[What this task involves]
Return only the lines starting at the line that contains "Enumerate this screenshot's" and ending with the final line of the listing; include both endpoints.
☆ ☆ ☆ ☆ ☆ ☆ ☆
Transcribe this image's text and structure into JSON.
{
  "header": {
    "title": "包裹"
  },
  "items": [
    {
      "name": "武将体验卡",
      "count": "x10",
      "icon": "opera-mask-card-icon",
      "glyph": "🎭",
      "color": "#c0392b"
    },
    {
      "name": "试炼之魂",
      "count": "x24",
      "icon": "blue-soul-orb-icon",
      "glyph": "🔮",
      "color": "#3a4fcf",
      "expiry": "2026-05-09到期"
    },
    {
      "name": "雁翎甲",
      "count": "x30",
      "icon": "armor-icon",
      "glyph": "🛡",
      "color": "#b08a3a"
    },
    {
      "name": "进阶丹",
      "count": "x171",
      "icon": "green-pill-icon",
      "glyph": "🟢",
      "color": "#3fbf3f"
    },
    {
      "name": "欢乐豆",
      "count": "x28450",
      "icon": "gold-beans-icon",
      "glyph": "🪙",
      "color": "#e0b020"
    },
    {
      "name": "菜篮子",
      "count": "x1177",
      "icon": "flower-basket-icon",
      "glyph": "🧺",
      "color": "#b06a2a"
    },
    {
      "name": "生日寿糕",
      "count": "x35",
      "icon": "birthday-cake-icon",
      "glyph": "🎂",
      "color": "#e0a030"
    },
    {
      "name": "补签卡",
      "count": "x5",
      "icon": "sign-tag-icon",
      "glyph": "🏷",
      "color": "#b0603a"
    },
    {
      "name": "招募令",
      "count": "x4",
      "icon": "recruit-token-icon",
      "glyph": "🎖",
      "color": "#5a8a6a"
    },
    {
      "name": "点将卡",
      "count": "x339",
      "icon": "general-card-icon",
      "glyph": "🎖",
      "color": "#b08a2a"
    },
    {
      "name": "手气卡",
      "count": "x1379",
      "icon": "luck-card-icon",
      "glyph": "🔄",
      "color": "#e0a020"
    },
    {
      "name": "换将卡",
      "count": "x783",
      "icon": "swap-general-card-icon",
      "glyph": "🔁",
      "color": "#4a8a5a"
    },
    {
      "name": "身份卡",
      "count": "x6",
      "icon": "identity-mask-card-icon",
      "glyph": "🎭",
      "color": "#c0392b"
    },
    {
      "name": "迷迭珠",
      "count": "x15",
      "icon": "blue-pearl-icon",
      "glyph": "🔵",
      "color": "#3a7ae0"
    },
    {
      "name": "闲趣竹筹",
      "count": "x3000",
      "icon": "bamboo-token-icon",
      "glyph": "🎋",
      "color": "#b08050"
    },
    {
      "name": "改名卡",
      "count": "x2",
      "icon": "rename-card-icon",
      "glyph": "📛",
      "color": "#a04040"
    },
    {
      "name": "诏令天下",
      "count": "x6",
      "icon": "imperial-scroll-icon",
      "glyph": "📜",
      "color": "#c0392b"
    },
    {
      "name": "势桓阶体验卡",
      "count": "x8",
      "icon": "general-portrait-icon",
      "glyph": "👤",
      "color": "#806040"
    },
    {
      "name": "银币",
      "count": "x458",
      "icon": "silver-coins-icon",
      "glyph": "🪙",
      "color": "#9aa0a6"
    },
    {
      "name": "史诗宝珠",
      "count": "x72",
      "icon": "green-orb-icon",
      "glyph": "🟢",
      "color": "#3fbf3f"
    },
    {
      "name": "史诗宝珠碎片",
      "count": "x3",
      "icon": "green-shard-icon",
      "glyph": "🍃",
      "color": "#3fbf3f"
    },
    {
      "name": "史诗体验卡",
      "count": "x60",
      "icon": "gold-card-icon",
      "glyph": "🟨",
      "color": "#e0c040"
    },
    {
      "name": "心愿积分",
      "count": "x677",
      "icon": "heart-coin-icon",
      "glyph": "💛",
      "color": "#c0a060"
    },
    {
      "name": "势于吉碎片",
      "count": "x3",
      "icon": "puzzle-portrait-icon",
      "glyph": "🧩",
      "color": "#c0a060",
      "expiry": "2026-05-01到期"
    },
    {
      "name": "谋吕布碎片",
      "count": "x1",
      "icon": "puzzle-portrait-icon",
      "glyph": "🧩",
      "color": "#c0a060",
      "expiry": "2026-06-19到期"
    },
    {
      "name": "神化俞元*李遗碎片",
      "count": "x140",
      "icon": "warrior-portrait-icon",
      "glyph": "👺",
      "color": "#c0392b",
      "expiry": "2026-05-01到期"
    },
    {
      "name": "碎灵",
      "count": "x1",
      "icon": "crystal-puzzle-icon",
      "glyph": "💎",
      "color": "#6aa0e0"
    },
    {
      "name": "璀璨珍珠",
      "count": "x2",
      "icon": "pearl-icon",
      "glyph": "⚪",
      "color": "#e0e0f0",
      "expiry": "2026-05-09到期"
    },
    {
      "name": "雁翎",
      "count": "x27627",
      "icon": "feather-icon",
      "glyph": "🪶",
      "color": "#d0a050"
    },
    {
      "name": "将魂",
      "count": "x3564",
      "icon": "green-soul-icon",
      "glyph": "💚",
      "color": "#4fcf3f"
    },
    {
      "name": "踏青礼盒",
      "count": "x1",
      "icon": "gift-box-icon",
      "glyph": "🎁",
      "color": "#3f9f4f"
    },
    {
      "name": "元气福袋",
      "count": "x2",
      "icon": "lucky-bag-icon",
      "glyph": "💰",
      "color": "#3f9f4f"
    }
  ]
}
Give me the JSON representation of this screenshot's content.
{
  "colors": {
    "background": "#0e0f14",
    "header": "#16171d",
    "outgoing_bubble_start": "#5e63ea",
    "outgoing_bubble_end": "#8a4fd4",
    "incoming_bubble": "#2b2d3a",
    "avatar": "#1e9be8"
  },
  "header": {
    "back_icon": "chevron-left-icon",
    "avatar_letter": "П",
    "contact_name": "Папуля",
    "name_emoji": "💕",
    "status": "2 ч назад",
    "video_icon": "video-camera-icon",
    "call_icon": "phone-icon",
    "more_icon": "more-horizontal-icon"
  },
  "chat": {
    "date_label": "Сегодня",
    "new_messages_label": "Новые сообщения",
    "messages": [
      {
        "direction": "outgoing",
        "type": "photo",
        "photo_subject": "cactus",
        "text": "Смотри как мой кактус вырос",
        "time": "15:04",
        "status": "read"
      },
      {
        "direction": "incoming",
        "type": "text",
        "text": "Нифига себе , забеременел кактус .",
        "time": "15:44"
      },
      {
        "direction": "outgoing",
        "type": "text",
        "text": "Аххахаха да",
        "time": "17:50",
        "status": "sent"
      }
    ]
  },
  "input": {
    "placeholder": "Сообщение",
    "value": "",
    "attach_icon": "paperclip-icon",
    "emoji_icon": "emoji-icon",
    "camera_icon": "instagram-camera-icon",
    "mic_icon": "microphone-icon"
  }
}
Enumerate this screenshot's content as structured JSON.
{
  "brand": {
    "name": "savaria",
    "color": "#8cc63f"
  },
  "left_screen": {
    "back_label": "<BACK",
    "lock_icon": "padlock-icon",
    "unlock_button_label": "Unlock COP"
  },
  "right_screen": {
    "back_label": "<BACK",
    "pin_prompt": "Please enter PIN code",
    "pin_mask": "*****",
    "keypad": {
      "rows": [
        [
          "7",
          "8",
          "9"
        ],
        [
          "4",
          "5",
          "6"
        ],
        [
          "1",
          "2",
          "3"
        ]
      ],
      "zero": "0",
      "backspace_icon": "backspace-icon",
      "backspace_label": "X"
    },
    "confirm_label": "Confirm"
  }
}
☆ ☆ ☆ ☆ ☆ ☆ ☆
[Answer for this exercise]
Enumerate this screenshot's content as structured JSON.
{
  "brand": {
    "name": "savaria",
    "color": "#8cc63f"
  },
  "left_screen": {
    "back_label": "<BACK",
    "lock_icon": "padlock-icon",
    "unlock_button_label": "Unlock COP"
  },
  "right_screen": {
    "back_label": "<BACK",
    "pin_prompt": "Please enter PIN code",
    "pin_mask": "*****",
    "keypad": {
      "rows": [
        [
          "7",
          "8",
          "9"
        ],
        [
          "4",
          "5",
          "6"
        ],
        [
          "1",
          "2",
          "3"
        ]
      ],
      "zero": "0",
      "backspace_icon": "backspace-icon",
      "backspace_label": "X"
    },
    "confirm_label": "Confirm"
  }
}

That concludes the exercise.